Do this - Give only the number of lines in the data that contain the word "yicha".

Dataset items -
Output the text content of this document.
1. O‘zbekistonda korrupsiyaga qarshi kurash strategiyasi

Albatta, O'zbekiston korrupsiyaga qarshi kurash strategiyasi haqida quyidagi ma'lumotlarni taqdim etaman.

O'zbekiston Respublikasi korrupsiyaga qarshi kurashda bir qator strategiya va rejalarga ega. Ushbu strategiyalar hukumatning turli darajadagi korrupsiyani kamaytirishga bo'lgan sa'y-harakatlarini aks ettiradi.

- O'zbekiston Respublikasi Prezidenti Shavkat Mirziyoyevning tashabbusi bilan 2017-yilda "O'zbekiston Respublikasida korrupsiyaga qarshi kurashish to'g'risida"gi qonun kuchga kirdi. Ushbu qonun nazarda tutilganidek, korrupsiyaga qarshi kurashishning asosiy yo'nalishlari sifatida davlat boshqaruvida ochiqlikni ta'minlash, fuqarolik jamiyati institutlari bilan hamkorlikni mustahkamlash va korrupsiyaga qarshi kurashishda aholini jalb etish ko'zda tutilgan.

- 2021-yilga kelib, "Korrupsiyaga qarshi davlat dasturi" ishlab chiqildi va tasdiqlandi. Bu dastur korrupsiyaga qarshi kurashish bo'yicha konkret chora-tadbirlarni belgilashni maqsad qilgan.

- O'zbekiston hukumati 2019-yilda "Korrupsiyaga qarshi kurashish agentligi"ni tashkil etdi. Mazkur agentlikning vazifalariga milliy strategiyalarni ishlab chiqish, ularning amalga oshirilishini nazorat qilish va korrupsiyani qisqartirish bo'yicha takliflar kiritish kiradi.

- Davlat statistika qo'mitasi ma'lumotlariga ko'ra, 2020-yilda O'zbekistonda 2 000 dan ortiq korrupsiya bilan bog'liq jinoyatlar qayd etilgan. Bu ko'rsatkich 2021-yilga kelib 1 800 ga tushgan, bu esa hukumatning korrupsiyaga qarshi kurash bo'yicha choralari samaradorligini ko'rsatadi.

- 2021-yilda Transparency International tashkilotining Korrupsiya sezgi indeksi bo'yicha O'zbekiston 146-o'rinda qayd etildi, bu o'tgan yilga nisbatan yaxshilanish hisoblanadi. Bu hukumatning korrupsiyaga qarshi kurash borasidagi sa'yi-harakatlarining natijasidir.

Complete output - 4